▶ [Problem description] Take all the material and copy it exactly.

..........

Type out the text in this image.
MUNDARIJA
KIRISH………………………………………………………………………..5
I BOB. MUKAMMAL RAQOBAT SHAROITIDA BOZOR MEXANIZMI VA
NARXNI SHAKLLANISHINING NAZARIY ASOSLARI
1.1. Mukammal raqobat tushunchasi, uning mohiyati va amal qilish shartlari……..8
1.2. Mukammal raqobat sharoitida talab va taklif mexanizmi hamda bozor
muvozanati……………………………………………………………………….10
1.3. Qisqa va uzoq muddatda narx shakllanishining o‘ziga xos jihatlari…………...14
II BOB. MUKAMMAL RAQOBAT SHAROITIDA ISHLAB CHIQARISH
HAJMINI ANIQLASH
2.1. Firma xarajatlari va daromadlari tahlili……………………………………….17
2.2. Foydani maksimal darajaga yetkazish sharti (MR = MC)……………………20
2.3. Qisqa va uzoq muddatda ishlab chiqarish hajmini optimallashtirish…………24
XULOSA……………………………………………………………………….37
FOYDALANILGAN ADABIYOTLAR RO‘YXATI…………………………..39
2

..........

▶ [Finished answer]
Type out the text in this image.
MUNDARIJA
KIRISH………………………………………………………………………..5
I BOB. MUKAMMAL RAQOBAT SHAROITIDA BOZOR MEXANIZMI VA
NARXNI SHAKLLANISHINING NAZARIY ASOSLARI
1.1. Mukammal raqobat tushunchasi, uning mohiyati va amal qilish shartlari……..8
1.2. Mukammal raqobat sharoitida talab va taklif mexanizmi hamda bozor
muvozanati……………………………………………………………………….10
1.3. Qisqa va uzoq muddatda narx shakllanishining o‘ziga xos jihatlari…………...14
II BOB. MUKAMMAL RAQOBAT SHAROITIDA ISHLAB CHIQARISH
HAJMINI ANIQLASH
2.1. Firma xarajatlari va daromadlari tahlili……………………………………….17
2.2. Foydani maksimal darajaga yetkazish sharti (MR = MC)……………………20
2.3. Qisqa va uzoq muddatda ishlab chiqarish hajmini optimallashtirish…………24
XULOSA……………………………………………………………………….37
FOYDALANILGAN ADABIYOTLAR RO‘YXATI…………………………..39
2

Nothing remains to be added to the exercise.